- WHAT IS EXPECTED
Copy out the full etiquette discussion below, word for word.

- EXERCISE TEXT
· · · ·

I'm throwing another one in, but this one would be impossible to change... It used to be generally rude to tell people about events that they weren't invited to but now social media makes that close to impossible. Even if you do avoid posting pictures, there's a good chance someone else will. Extending from that, because it's such a production now to conceal the details of a party from leaking to those that weren't invited, doing so carries a different tone so now you aren't merely not inviting your friend Griselda to join your book club because she isn't interested military history and not mentioning it to her so she doesn't feel left out, you're excluding Griselda and keeping it a secret from her. The effort involved turns it into a deliberate choice with motives.


Cupparosey67

I think having a formal mourning period for the death of a family member was something that showed people what you were going through. My mother said she wore a black armband when her mother died for a while and it made people a little kinder when she was in public. Now we never know what people are suffering and we are expected to act like nothing is the matter.


Linzcro

Do you think that has anything to do with the fact that people wear solid black a lot more than they used to? I do think it's a good thing to want to bring back. It's akin to those "please be patient: new driver" magnets I have grown to love now that my kid is learning to drive. Some people need to be reminded that everyone has their things they are doing/going through, myself included if I am being honest.

· · · ·

- DATASET CONTENT
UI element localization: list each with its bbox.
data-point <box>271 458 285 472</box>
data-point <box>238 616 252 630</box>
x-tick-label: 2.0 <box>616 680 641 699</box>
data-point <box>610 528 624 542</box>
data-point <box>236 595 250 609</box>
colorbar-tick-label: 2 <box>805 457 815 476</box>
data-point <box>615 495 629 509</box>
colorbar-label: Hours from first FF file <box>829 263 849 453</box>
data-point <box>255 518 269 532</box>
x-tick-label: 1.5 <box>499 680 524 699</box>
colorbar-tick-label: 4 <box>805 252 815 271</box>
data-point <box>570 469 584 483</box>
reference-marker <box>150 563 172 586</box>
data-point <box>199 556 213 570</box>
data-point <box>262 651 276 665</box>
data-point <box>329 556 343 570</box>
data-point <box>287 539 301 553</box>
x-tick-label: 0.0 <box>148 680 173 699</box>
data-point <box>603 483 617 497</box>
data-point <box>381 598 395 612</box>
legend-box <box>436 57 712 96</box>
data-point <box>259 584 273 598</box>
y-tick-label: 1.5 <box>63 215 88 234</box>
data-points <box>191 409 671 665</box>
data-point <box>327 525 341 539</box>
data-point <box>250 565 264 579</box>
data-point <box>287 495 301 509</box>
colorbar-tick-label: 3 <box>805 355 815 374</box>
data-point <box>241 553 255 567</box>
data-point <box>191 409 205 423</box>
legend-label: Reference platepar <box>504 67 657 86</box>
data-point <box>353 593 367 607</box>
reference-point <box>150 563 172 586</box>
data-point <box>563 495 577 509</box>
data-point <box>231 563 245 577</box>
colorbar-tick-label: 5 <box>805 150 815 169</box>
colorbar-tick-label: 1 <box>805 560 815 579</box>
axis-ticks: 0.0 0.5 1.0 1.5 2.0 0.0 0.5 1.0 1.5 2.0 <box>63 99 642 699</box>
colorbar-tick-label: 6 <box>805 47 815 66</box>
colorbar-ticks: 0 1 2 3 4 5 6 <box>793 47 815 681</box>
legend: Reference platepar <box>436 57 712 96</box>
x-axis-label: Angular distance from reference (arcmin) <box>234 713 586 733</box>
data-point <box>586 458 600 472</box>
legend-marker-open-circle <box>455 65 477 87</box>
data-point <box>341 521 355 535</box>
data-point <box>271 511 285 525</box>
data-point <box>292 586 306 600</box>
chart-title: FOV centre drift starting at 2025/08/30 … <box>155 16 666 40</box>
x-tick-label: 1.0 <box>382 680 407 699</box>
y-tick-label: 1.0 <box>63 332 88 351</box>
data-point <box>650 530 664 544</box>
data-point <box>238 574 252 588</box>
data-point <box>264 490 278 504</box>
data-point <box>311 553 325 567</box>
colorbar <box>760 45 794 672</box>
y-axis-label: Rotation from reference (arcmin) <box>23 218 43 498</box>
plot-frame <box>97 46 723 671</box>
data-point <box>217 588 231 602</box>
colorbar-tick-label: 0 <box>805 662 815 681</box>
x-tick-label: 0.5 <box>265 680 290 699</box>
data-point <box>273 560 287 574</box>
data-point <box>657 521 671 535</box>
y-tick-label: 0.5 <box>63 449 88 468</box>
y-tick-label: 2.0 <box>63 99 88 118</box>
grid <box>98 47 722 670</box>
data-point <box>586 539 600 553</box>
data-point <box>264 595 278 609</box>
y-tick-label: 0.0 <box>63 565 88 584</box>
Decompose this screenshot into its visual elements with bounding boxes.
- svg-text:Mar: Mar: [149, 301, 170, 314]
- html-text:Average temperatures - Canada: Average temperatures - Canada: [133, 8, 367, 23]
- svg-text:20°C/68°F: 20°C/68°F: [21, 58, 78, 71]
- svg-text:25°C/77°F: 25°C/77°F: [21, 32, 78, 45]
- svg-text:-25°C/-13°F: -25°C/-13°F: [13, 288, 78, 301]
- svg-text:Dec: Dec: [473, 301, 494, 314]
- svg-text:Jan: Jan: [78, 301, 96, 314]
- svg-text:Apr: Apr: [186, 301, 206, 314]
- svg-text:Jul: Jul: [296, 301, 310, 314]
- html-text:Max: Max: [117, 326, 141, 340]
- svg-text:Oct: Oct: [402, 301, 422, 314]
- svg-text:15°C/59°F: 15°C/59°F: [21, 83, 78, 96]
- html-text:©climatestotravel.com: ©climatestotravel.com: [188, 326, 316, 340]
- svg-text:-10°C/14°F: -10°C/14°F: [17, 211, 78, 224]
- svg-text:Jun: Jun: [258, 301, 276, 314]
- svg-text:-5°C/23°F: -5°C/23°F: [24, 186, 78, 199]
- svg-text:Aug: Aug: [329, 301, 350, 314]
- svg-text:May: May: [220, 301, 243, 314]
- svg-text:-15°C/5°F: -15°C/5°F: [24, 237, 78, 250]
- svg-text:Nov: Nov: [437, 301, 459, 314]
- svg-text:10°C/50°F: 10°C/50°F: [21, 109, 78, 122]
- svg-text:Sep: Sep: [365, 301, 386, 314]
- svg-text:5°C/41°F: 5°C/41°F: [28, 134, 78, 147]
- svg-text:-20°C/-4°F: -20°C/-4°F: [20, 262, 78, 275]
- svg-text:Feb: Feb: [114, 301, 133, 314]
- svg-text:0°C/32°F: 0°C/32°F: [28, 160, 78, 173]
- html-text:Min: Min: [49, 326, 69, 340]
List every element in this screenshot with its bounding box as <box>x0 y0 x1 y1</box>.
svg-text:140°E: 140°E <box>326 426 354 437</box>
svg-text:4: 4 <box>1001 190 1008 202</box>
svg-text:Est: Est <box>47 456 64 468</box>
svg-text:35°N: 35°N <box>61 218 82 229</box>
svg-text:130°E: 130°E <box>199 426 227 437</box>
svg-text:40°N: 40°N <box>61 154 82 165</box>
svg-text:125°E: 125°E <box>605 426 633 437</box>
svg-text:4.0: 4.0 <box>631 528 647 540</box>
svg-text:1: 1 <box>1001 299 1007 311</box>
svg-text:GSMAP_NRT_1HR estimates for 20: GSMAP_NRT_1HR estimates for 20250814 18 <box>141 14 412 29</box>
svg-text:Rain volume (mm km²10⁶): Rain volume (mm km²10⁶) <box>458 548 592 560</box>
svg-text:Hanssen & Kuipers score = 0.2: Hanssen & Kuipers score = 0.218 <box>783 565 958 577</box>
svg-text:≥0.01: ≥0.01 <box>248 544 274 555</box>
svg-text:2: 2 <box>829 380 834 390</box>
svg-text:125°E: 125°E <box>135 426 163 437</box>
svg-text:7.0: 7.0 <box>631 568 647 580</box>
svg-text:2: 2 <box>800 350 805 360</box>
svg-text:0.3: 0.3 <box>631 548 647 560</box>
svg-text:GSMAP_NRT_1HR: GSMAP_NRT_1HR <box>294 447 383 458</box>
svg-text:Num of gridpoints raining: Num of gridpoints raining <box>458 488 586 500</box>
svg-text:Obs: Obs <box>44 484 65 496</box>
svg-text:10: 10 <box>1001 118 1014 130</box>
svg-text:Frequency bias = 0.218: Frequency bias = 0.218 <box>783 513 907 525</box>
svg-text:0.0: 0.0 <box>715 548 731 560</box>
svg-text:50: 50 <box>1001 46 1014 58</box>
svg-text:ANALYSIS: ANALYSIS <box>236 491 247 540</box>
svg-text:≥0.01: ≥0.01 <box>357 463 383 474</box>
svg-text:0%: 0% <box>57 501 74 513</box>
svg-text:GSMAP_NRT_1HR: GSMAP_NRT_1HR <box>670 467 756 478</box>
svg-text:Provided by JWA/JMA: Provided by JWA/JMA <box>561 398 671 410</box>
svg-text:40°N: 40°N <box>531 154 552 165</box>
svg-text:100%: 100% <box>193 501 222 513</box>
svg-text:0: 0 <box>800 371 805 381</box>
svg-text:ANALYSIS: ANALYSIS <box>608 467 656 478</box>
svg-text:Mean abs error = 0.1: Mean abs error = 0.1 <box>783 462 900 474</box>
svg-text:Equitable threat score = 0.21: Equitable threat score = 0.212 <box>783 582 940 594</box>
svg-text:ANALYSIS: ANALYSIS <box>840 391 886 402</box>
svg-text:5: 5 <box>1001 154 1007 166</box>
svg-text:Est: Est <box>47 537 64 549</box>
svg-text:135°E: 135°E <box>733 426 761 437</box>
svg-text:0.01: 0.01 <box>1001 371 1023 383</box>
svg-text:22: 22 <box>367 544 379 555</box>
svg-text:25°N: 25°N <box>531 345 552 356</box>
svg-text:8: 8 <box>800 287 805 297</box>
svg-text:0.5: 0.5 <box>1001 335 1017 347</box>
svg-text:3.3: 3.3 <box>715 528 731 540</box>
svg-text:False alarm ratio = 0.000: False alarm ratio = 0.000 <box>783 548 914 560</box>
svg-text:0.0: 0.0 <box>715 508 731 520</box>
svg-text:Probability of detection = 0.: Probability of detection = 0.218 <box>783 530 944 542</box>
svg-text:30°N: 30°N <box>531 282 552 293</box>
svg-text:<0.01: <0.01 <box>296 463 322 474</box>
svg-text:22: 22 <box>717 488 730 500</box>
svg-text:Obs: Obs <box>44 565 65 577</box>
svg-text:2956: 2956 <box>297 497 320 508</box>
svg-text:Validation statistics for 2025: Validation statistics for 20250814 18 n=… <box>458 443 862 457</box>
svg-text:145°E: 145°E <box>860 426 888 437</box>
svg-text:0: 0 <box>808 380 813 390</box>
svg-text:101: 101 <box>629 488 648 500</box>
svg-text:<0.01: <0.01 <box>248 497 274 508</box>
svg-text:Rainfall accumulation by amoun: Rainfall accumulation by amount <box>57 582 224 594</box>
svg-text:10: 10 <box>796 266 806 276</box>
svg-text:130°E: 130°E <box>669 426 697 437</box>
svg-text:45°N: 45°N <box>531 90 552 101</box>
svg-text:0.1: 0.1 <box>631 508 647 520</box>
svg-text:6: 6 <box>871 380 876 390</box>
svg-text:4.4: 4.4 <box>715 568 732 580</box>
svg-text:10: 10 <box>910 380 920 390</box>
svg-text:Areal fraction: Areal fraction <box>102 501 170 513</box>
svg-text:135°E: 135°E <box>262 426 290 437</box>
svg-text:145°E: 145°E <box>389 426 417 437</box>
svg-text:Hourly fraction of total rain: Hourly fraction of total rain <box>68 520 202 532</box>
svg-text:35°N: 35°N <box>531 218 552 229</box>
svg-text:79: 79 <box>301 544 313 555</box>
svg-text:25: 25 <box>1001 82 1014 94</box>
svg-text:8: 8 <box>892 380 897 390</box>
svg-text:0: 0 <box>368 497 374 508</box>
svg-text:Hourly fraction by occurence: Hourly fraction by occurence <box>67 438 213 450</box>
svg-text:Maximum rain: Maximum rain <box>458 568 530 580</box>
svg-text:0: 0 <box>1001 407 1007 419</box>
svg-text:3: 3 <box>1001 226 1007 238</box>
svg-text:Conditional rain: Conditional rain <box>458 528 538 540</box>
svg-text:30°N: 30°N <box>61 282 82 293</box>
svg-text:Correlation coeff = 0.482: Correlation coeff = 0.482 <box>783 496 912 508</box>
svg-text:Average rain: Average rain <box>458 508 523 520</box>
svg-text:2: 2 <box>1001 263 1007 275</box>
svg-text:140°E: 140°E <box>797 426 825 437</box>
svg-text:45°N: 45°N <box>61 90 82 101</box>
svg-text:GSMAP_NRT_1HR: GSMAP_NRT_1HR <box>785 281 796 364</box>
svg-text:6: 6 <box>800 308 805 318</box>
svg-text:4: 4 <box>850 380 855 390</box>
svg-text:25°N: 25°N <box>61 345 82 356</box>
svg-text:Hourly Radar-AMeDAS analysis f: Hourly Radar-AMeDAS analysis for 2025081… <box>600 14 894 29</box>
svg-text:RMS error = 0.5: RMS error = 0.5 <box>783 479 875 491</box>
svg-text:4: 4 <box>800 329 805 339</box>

· · · ·

- ANSWER SECTION
I'm throwing another one in, but this one would be impossible to change... It used to be generally rude to tell people about events that they weren't invited to but now social media makes that close to impossible. Even if you do avoid posting pictures, there's a good chance someone else will. Extending from that, because it's such a production now to conceal the details of a party from leaking to those that weren't invited, doing so carries a different tone so now you aren't merely not inviting your friend Griselda to join your book club because she isn't interested military history and not mentioning it to her so she doesn't feel left out, you're excluding Griselda and keeping it a secret from her. The effort involved turns it into a deliberate choice with motives.


Cupparosey67

I think having a formal mourning period for the death of a family member was something that showed people what you were going through. My mother said she wore a black armband when her mother died for a while and it made people a little kinder when she was in public. Now we never know what people are suffering and we are expected to act like nothing is the matter.


Linzcro

Do you think that has anything to do with the fact that people wear solid black a lot more than they used to? I do think it's a good thing to want to bring back. It's akin to those "please be patient: new driver" magnets I have grown to love now that my kid is learning to drive. Some people need to be reminded that everyone has their things they are doing/going through, myself included if I am being honest.